→ DIRECTION: Write out all the data again, exactly as it stands.

Stored data entries:
-*-

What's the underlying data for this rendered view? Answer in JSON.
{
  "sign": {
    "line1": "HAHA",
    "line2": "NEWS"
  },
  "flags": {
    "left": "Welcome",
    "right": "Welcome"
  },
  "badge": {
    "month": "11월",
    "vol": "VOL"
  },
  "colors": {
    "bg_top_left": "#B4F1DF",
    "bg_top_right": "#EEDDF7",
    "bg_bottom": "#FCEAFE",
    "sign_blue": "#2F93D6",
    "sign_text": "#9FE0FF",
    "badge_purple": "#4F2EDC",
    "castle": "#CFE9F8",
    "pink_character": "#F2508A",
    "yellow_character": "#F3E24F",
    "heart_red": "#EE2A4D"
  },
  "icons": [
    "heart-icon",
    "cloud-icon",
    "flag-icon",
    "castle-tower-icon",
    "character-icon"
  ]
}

-*-

→ EXERCISE OUTPUT:
What's the underlying data for this rendered view? Answer in JSON.
{
  "sign": {
    "line1": "HAHA",
    "line2": "NEWS"
  },
  "flags": {
    "left": "Welcome",
    "right": "Welcome"
  },
  "badge": {
    "month": "11월",
    "vol": "VOL"
  },
  "colors": {
    "bg_top_left": "#B4F1DF",
    "bg_top_right": "#EEDDF7",
    "bg_bottom": "#FCEAFE",
    "sign_blue": "#2F93D6",
    "sign_text": "#9FE0FF",
    "badge_purple": "#4F2EDC",
    "castle": "#CFE9F8",
    "pink_character": "#F2508A",
    "yellow_character": "#F3E24F",
    "heart_red": "#EE2A4D"
  },
  "icons": [
    "heart-icon",
    "cloud-icon",
    "flag-icon",
    "castle-tower-icon",
    "character-icon"
  ]
}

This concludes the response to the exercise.